*EXERCISE MATERIAL*
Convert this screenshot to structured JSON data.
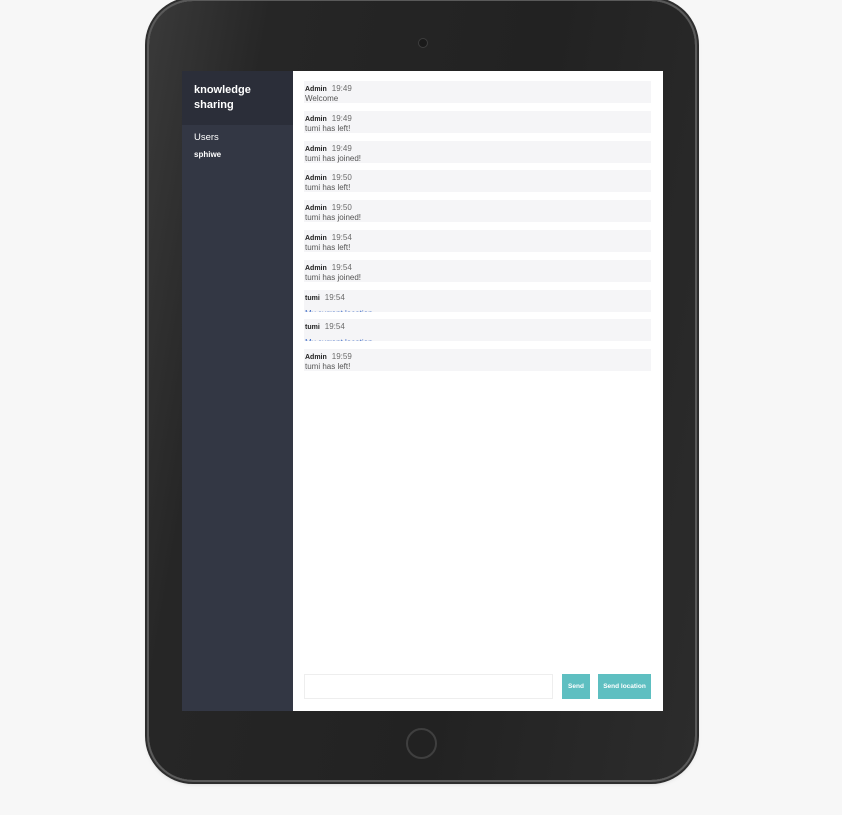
{
  "sidebar": {
    "room_title": "knowledge sharing",
    "users_heading": "Users",
    "users": [
      "sphiwe"
    ]
  },
  "messages": [
    {
      "name": "Admin",
      "time": "19:49",
      "text": "Welcome",
      "is_link": false
    },
    {
      "name": "Admin",
      "time": "19:49",
      "text": "tumi has left!",
      "is_link": false
    },
    {
      "name": "Admin",
      "time": "19:49",
      "text": "tumi has joined!",
      "is_link": false
    },
    {
      "name": "Admin",
      "time": "19:50",
      "text": "tumi has left!",
      "is_link": false
    },
    {
      "name": "Admin",
      "time": "19:50",
      "text": "tumi has joined!",
      "is_link": false
    },
    {
      "name": "Admin",
      "time": "19:54",
      "text": "tumi has left!",
      "is_link": false
    },
    {
      "name": "Admin",
      "time": "19:54",
      "text": "tumi has joined!",
      "is_link": false
    },
    {
      "name": "tumi",
      "time": "19:54",
      "text": "My current location",
      "is_link": true
    },
    {
      "name": "tumi",
      "time": "19:54",
      "text": "My current location",
      "is_link": true
    },
    {
      "name": "Admin",
      "time": "19:59",
      "text": "tumi has left!",
      "is_link": false
    }
  ],
  "composer": {
    "input_value": "",
    "input_placeholder": "",
    "send_label": "Send",
    "send_location_label": "Send location"
  },
  "colors": {
    "sidebar_bg": "#333744",
    "sidebar_header_bg": "#2b2e39",
    "button_accent": "#5ebfc1",
    "link": "#4a74c9",
    "message_bg": "#f5f5f7"
  },
  "icons": {
    "camera": "camera-icon",
    "home_button": "home-button"
  }
}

*EXERCISE*
Take the listing above and print it exactly, apart from the pictures.

*TASK OUTPUT*
Convert this screenshot to structured JSON data.
{
  "sidebar": {
    "room_title": "knowledge sharing",
    "users_heading": "Users",
    "users": [
      "sphiwe"
    ]
  },
  "messages": [
    {
      "name": "Admin",
      "time": "19:49",
      "text": "Welcome",
      "is_link": false
    },
    {
      "name": "Admin",
      "time": "19:49",
      "text": "tumi has left!",
      "is_link": false
    },
    {
      "name": "Admin",
      "time": "19:49",
      "text": "tumi has joined!",
      "is_link": false
    },
    {
      "name": "Admin",
      "time": "19:50",
      "text": "tumi has left!",
      "is_link": false
    },
    {
      "name": "Admin",
      "time": "19:50",
      "text": "tumi has joined!",
      "is_link": false
    },
    {
      "name": "Admin",
      "time": "19:54",
      "text": "tumi has left!",
      "is_link": false
    },
    {
      "name": "Admin",
      "time": "19:54",
      "text": "tumi has joined!",
      "is_link": false
    },
    {
      "name": "tumi",
      "time": "19:54",
      "text": "My current location",
      "is_link": true
    },
    {
      "name": "tumi",
      "time": "19:54",
      "text": "My current location",
      "is_link": true
    },
    {
      "name": "Admin",
      "time": "19:59",
      "text": "tumi has left!",
      "is_link": false
    }
  ],
  "composer": {
    "input_value": "",
    "input_placeholder": "",
    "send_label": "Send",
    "send_location_label": "Send location"
  },
  "colors": {
    "sidebar_bg": "#333744",
    "sidebar_header_bg": "#2b2e39",
    "button_accent": "#5ebfc1",
    "link": "#4a74c9",
    "message_bg": "#f5f5f7"
  },
  "icons": {
    "camera": "camera-icon",
    "home_button": "home-button"
  }
}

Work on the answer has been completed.